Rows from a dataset
-- begin --
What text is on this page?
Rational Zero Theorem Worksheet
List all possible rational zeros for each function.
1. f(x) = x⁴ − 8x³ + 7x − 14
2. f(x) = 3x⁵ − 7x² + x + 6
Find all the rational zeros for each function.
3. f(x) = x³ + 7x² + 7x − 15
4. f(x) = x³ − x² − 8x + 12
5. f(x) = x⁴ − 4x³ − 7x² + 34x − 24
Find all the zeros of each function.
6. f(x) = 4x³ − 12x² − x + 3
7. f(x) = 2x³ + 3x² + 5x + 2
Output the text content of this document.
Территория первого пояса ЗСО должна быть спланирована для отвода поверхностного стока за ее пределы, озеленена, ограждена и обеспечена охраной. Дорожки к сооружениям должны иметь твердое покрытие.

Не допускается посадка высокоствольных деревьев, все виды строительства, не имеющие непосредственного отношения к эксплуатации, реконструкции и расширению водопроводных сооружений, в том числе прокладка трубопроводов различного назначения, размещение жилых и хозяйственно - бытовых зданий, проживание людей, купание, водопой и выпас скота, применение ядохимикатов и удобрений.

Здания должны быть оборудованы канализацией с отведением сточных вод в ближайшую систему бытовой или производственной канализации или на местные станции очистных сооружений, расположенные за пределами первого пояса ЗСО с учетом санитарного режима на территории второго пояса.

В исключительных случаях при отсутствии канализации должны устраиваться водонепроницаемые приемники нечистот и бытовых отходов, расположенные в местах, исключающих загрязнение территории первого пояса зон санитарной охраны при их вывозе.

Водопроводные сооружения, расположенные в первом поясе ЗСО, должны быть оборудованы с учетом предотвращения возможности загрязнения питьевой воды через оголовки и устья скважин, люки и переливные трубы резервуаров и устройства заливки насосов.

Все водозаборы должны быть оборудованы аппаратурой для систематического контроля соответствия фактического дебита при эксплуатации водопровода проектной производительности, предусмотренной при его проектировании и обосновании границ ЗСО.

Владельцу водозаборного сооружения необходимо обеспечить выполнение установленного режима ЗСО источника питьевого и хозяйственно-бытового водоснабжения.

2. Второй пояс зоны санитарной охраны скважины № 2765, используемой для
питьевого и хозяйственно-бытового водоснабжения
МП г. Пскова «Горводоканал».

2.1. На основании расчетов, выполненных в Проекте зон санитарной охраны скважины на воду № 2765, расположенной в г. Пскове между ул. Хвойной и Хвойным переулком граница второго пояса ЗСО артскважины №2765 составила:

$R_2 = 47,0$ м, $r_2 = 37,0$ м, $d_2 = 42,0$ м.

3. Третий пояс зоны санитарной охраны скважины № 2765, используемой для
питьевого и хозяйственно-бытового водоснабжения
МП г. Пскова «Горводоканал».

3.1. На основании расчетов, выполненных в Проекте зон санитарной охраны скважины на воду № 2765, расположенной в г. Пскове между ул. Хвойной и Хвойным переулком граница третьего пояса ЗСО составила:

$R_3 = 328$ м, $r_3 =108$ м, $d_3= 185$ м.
-- end --
(WRITTEN EXERCISE): From the records above, extract every line exactly as it stands.

(SOLUTION TO THE EXERCISE):
What text is on this page?
Rational Zero Theorem Worksheet
List all possible rational zeros for each function.
1. f(x) = x⁴ − 8x³ + 7x − 14
2. f(x) = 3x⁵ − 7x² + x + 6
Find all the rational zeros for each function.
3. f(x) = x³ + 7x² + 7x − 15
4. f(x) = x³ − x² − 8x + 12
5. f(x) = x⁴ − 4x³ − 7x² + 34x − 24
Find all the zeros of each function.
6. f(x) = 4x³ − 12x² − x + 3
7. f(x) = 2x³ + 3x² + 5x + 2
Output the text content of this document.
Территория первого пояса ЗСО должна быть спланирована для отвода поверхностного стока за ее пределы, озеленена, ограждена и обеспечена охраной. Дорожки к сооружениям должны иметь твердое покрытие.

Не допускается посадка высокоствольных деревьев, все виды строительства, не имеющие непосредственного отношения к эксплуатации, реконструкции и расширению водопроводных сооружений, в том числе прокладка трубопроводов различного назначения, размещение жилых и хозяйственно - бытовых зданий, проживание людей, купание, водопой и выпас скота, применение ядохимикатов и удобрений.

Здания должны быть оборудованы канализацией с отведением сточных вод в ближайшую систему бытовой или производственной канализации или на местные станции очистных сооружений, расположенные за пределами первого пояса ЗСО с учетом санитарного режима на территории второго пояса.

В исключительных случаях при отсутствии канализации должны устраиваться водонепроницаемые приемники нечистот и бытовых отходов, расположенные в местах, исключающих загрязнение территории первого пояса зон санитарной охраны при их вывозе.

Водопроводные сооружения, расположенные в первом поясе ЗСО, должны быть оборудованы с учетом предотвращения возможности загрязнения питьевой воды через оголовки и устья скважин, люки и переливные трубы резервуаров и устройства заливки насосов.

Все водозаборы должны быть оборудованы аппаратурой для систематического контроля соответствия фактического дебита при эксплуатации водопровода проектной производительности, предусмотренной при его проектировании и обосновании границ ЗСО.

Владельцу водозаборного сооружения необходимо обеспечить выполнение установленного режима ЗСО источника питьевого и хозяйственно-бытового водоснабжения.

2. Второй пояс зоны санитарной охраны скважины № 2765, используемой для
питьевого и хозяйственно-бытового водоснабжения
МП г. Пскова «Горводоканал».

2.1. На основании расчетов, выполненных в Проекте зон санитарной охраны скважины на воду № 2765, расположенной в г. Пскове между ул. Хвойной и Хвойным переулком граница второго пояса ЗСО артскважины №2765 составила:

$R_2 = 47,0$ м, $r_2 = 37,0$ м, $d_2 = 42,0$ м.

3. Третий пояс зоны санитарной охраны скважины № 2765, используемой для
питьевого и хозяйственно-бытового водоснабжения
МП г. Пскова «Горводоканал».

3.1. На основании расчетов, выполненных в Проекте зон санитарной охраны скважины на воду № 2765, расположенной в г. Пскове между ул. Хвойной и Хвойным переулком граница третьего пояса ЗСО составила:

$R_3 = 328$ м, $r_3 =108$ м, $d_3= 185$ м.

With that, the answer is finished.